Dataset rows
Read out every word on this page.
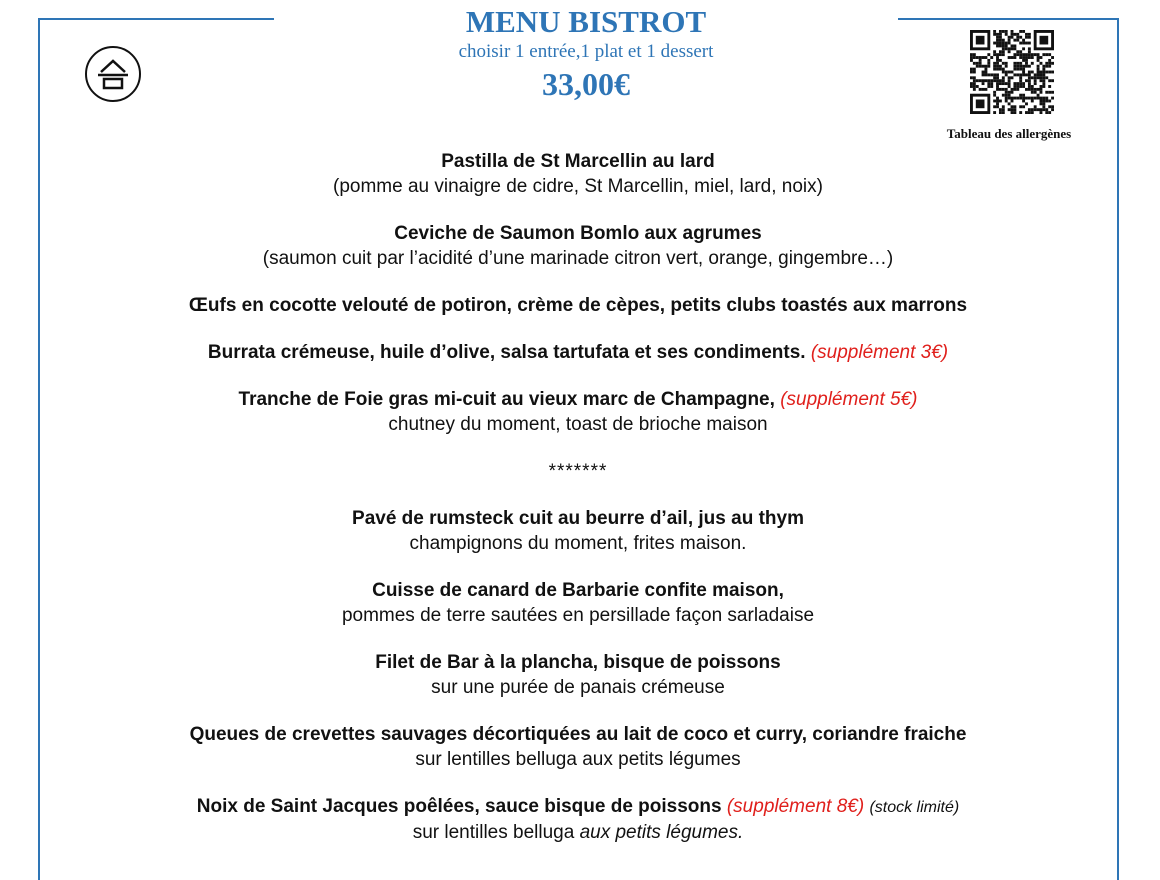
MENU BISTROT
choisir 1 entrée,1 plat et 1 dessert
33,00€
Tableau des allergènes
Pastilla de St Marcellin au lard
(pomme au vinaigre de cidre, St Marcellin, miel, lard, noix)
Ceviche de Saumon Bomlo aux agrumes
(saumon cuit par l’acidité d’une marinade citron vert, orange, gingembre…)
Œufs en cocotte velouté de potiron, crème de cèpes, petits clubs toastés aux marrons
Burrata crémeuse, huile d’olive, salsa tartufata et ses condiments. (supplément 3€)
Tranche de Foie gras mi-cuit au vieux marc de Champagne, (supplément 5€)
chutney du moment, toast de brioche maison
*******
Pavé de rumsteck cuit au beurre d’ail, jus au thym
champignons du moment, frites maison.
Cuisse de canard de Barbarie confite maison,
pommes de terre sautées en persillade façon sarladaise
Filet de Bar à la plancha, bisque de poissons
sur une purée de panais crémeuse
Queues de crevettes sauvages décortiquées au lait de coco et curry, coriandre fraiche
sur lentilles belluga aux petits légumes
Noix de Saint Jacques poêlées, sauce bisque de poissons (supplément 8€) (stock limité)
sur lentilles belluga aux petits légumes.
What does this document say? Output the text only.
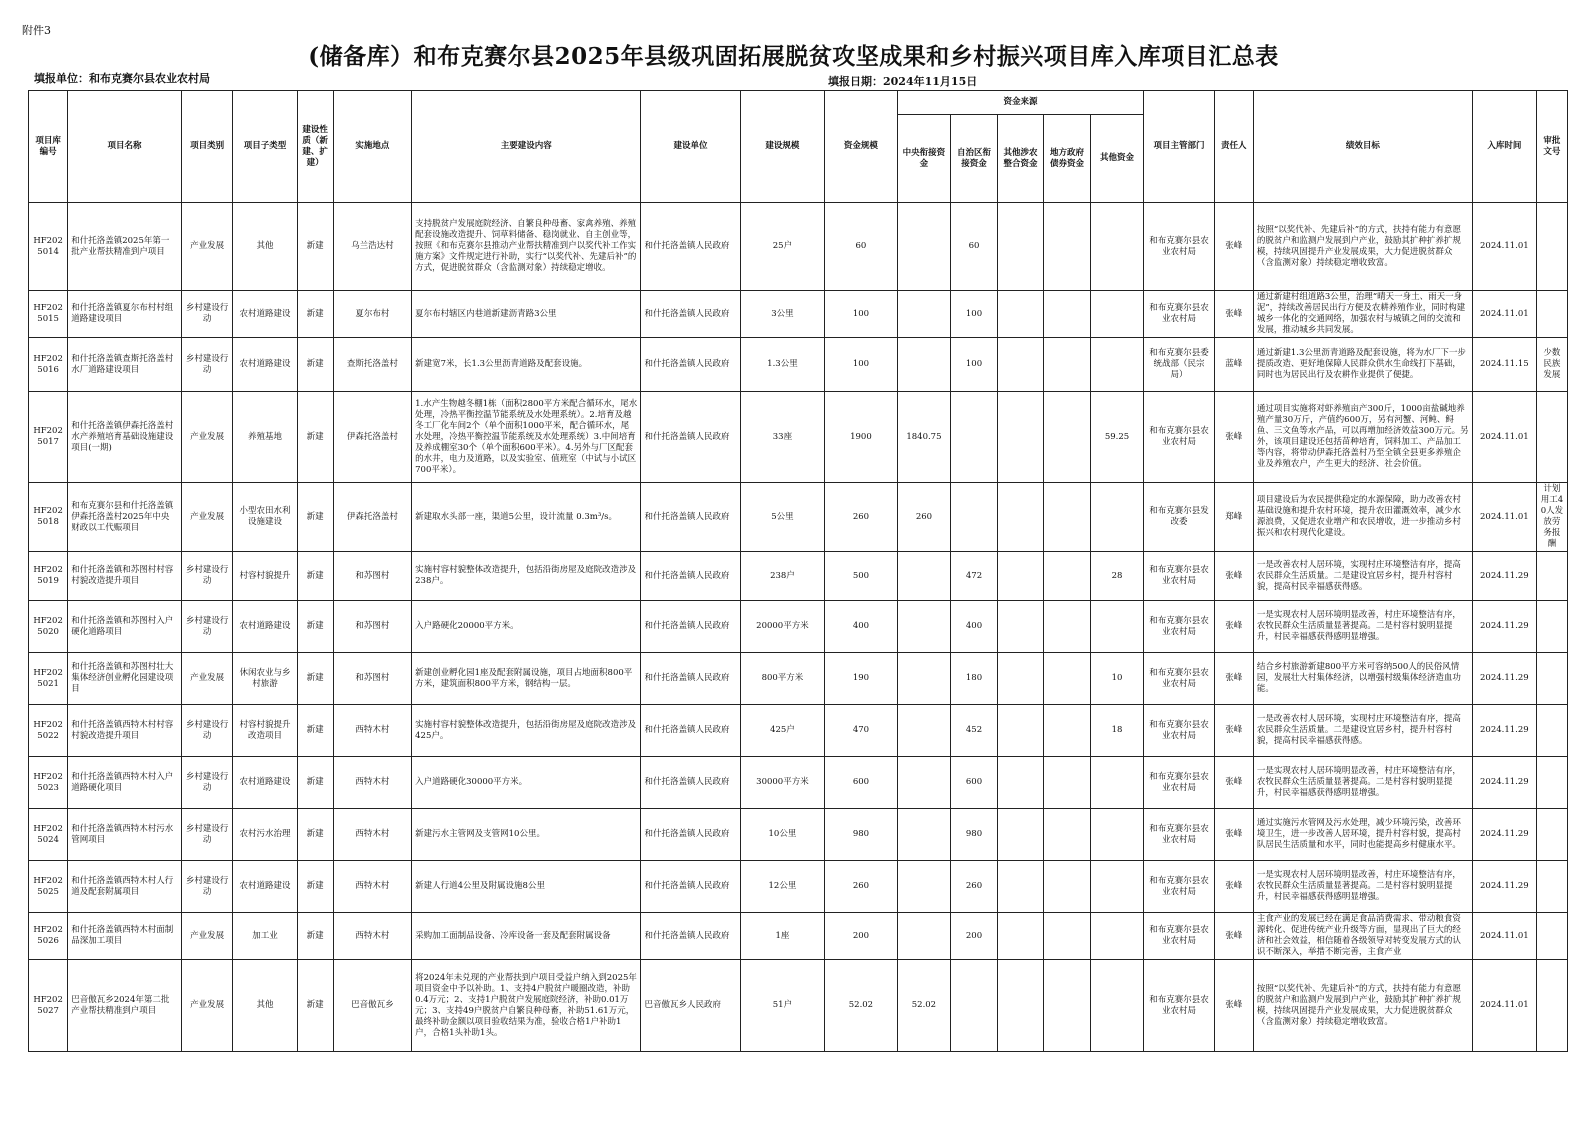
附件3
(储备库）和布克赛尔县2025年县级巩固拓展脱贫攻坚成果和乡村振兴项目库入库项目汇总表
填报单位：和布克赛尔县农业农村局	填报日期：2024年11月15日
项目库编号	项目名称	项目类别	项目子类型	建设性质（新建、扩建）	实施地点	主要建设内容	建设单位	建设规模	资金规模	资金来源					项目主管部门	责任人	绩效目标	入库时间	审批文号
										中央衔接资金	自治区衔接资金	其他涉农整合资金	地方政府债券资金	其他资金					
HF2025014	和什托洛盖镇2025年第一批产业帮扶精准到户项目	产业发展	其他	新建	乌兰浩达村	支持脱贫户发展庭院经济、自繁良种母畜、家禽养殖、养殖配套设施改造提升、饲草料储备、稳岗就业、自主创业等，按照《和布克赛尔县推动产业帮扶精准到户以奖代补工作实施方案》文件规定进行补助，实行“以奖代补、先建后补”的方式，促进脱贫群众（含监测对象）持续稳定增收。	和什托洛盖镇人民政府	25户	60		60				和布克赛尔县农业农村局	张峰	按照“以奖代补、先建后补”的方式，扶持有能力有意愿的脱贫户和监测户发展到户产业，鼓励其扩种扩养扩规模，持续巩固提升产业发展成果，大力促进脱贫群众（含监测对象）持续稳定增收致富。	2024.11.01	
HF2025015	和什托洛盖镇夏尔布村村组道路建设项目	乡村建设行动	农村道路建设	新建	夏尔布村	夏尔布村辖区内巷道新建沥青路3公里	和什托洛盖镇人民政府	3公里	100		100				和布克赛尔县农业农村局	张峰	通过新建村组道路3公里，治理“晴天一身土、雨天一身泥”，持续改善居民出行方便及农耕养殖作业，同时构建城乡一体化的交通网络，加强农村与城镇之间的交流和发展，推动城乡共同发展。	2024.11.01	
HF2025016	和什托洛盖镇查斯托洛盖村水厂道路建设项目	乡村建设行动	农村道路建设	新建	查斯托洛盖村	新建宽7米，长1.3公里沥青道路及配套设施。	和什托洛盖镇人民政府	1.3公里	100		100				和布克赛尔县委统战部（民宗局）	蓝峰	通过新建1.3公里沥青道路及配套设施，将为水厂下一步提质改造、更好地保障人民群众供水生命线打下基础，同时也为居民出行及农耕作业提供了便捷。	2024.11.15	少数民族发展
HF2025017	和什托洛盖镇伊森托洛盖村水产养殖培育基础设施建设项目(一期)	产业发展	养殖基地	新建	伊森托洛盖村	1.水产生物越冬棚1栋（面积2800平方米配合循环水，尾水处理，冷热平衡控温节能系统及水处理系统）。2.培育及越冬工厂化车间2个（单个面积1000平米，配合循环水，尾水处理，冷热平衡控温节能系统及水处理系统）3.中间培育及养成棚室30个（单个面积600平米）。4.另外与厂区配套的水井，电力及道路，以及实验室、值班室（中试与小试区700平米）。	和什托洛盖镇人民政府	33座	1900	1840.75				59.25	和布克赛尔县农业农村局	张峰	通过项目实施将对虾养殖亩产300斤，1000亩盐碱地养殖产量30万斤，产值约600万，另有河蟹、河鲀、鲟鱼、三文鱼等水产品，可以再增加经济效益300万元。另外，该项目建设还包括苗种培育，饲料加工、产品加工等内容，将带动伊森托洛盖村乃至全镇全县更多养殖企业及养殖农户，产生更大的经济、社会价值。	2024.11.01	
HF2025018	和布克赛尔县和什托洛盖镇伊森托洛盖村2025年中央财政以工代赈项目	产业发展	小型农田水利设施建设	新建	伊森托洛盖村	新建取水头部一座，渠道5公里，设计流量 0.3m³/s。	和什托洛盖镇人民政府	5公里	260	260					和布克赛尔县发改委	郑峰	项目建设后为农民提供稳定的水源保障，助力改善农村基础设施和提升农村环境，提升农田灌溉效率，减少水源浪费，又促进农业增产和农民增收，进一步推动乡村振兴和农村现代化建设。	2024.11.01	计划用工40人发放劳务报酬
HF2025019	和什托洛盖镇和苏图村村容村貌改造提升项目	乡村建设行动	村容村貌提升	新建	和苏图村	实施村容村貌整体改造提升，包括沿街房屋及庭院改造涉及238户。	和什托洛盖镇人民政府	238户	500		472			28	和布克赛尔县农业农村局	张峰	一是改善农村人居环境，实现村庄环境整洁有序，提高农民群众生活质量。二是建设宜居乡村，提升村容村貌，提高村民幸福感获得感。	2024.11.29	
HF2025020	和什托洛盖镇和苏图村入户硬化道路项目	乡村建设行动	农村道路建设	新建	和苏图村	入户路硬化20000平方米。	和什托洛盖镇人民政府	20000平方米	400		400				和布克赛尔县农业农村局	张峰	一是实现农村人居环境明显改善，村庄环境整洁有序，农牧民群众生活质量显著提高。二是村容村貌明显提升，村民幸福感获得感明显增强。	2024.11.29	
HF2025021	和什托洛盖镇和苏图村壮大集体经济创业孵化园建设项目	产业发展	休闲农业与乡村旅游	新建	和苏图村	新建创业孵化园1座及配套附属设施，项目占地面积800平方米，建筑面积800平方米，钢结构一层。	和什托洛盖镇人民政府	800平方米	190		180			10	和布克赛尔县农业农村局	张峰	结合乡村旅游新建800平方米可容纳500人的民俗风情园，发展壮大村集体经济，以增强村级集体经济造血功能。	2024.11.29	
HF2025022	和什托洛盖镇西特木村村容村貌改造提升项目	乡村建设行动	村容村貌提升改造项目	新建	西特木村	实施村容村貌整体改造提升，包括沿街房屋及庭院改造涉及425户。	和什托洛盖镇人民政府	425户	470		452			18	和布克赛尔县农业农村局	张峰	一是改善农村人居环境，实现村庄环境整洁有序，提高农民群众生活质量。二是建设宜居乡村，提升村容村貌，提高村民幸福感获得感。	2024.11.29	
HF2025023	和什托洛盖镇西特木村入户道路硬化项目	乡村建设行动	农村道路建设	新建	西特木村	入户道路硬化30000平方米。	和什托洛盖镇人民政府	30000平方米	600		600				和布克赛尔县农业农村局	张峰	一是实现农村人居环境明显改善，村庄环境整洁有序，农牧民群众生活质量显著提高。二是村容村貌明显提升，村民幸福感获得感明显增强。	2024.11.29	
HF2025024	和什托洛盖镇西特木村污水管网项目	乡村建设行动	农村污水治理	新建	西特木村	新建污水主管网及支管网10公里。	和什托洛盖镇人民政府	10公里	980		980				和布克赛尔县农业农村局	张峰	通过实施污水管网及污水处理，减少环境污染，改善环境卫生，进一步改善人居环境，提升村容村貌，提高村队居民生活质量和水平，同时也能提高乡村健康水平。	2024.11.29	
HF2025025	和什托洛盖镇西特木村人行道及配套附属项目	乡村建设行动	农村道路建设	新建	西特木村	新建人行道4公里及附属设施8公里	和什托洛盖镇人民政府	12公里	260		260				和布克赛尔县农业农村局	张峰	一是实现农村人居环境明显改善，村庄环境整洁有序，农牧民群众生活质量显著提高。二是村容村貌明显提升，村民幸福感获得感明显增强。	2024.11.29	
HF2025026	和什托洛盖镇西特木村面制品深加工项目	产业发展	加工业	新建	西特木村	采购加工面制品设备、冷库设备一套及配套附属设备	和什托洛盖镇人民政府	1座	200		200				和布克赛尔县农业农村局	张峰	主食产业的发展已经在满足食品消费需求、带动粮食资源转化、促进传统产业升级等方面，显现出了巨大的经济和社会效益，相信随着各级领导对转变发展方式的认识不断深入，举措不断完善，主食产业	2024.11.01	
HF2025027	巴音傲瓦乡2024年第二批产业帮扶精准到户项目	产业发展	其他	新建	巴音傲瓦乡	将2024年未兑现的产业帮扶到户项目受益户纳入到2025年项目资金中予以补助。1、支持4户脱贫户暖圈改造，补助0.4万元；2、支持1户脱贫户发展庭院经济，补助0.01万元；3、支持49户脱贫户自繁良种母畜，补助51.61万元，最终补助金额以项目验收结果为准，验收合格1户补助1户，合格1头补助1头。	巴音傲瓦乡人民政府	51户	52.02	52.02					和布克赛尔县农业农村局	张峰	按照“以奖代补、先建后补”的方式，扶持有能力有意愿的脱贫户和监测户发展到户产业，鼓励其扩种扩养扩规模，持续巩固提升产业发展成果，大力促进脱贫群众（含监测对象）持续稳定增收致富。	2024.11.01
---
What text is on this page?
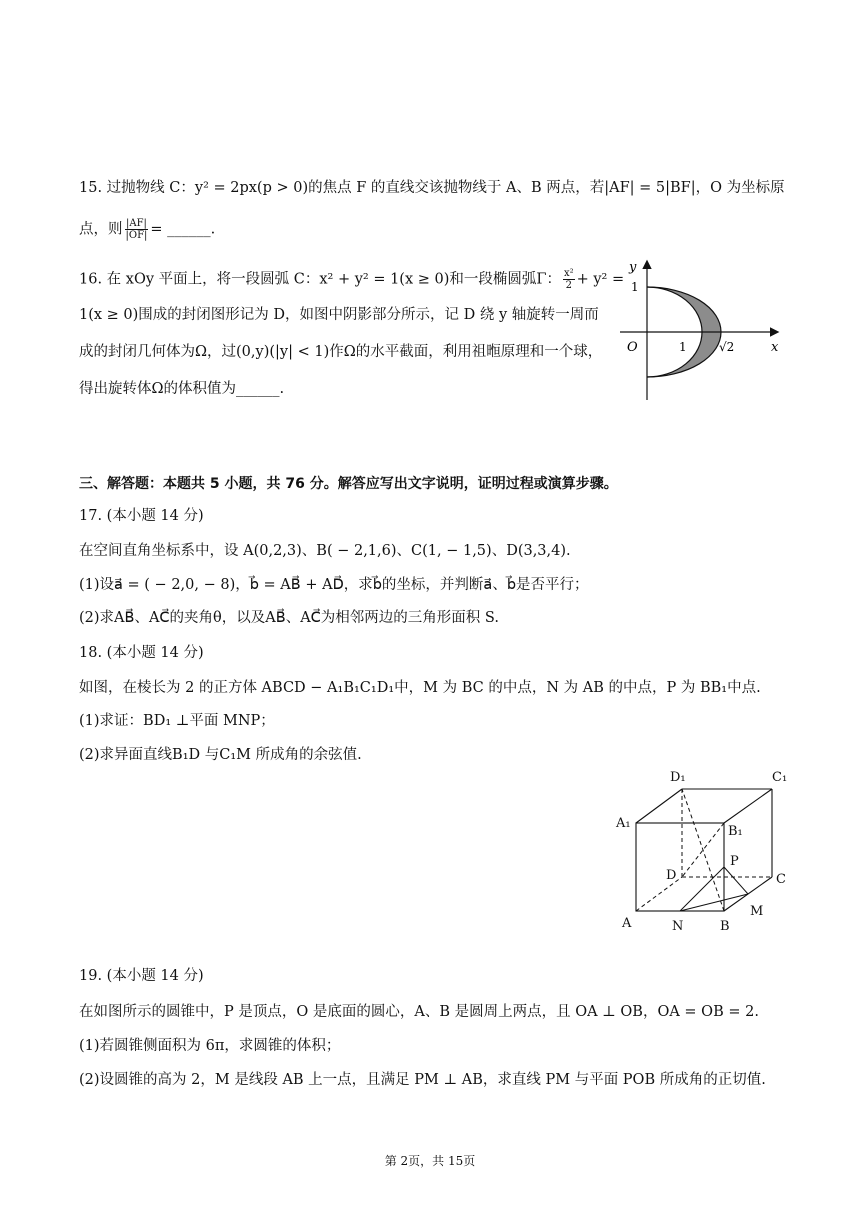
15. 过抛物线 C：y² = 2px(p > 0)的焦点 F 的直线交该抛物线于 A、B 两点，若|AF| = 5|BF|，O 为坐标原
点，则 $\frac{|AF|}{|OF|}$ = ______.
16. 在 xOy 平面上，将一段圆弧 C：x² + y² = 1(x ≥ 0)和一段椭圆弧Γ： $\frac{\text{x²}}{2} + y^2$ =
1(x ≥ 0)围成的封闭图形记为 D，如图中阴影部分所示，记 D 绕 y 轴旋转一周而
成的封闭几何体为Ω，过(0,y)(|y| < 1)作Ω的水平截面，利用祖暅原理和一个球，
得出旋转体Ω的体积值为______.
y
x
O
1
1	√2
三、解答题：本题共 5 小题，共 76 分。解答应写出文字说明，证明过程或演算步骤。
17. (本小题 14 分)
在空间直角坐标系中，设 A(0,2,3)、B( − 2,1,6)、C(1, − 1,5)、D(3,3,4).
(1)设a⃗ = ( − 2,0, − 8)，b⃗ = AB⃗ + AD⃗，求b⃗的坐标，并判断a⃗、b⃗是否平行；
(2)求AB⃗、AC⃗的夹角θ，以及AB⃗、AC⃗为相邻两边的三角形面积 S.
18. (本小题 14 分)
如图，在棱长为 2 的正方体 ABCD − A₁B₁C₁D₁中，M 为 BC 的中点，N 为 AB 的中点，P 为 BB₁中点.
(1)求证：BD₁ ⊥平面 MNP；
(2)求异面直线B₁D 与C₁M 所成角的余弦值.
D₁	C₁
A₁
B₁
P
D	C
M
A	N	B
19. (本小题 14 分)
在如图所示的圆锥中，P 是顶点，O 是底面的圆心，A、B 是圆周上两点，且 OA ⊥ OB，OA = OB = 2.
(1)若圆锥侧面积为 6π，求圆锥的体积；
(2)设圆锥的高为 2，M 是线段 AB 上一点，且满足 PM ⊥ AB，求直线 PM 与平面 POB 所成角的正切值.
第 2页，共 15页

- _DIRECTIVE_
Locate all lines in the listing above with the word "提高村民幸福感获得感". Copy them.

- _TASK RESULT_
HF2025019	和什托洛盖镇和苏图村村容村貌改造提升项目	乡村建设行动	村容村貌提升	新建	和苏图村	实施村容村貌整体改造提升，包括沿街房屋及庭院改造涉及238户。	和什托洛盖镇人民政府	238户	500		472			28	和布克赛尔县农业农村局	张峰	一是改善农村人居环境，实现村庄环境整洁有序，提高农民群众生活质量。二是建设宜居乡村，提升村容村貌，提高村民幸福感获得感。	2024.11.29	
HF2025022	和什托洛盖镇西特木村村容村貌改造提升项目	乡村建设行动	村容村貌提升改造项目	新建	西特木村	实施村容村貌整体改造提升，包括沿街房屋及庭院改造涉及425户。	和什托洛盖镇人民政府	425户	470		452			18	和布克赛尔县农业农村局	张峰	一是改善农村人居环境，实现村庄环境整洁有序，提高农民群众生活质量。二是建设宜居乡村，提升村容村貌，提高村民幸福感获得感。	2024.11.29	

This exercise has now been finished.